--- Start of Records to use ---
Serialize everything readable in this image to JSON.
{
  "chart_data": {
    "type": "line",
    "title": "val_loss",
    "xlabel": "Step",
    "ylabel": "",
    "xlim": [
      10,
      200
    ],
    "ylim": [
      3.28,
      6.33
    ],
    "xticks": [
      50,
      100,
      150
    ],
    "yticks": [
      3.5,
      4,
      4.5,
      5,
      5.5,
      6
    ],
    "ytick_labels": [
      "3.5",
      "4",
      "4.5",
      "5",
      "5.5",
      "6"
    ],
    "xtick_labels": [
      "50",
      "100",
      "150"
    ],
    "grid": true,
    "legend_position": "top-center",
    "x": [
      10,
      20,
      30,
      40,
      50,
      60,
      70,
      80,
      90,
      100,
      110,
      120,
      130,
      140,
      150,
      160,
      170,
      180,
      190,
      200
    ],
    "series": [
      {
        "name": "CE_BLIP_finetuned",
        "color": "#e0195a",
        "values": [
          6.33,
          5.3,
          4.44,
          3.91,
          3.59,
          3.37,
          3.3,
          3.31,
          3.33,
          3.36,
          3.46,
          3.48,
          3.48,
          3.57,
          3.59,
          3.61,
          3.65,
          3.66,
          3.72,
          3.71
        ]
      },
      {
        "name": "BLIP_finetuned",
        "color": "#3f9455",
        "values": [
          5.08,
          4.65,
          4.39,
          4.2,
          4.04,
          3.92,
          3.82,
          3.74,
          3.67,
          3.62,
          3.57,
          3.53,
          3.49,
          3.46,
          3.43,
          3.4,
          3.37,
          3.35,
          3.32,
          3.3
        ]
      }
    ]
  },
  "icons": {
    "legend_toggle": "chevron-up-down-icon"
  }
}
--- End of Records to use ---
*Written exercise*: Quote every line of the data, word for word.

*Final result*:
Serialize everything readable in this image to JSON.
{
  "chart_data": {
    "type": "line",
    "title": "val_loss",
    "xlabel": "Step",
    "ylabel": "",
    "xlim": [
      10,
      200
    ],
    "ylim": [
      3.28,
      6.33
    ],
    "xticks": [
      50,
      100,
      150
    ],
    "yticks": [
      3.5,
      4,
      4.5,
      5,
      5.5,
      6
    ],
    "ytick_labels": [
      "3.5",
      "4",
      "4.5",
      "5",
      "5.5",
      "6"
    ],
    "xtick_labels": [
      "50",
      "100",
      "150"
    ],
    "grid": true,
    "legend_position": "top-center",
    "x": [
      10,
      20,
      30,
      40,
      50,
      60,
      70,
      80,
      90,
      100,
      110,
      120,
      130,
      140,
      150,
      160,
      170,
      180,
      190,
      200
    ],
    "series": [
      {
        "name": "CE_BLIP_finetuned",
        "color": "#e0195a",
        "values": [
          6.33,
          5.3,
          4.44,
          3.91,
          3.59,
          3.37,
          3.3,
          3.31,
          3.33,
          3.36,
          3.46,
          3.48,
          3.48,
          3.57,
          3.59,
          3.61,
          3.65,
          3.66,
          3.72,
          3.71
        ]
      },
      {
        "name": "BLIP_finetuned",
        "color": "#3f9455",
        "values": [
          5.08,
          4.65,
          4.39,
          4.2,
          4.04,
          3.92,
          3.82,
          3.74,
          3.67,
          3.62,
          3.57,
          3.53,
          3.49,
          3.46,
          3.43,
          3.4,
          3.37,
          3.35,
          3.32,
          3.3
        ]
      }
    ]
  },
  "icons": {
    "legend_toggle": "chevron-up-down-icon"
  }
}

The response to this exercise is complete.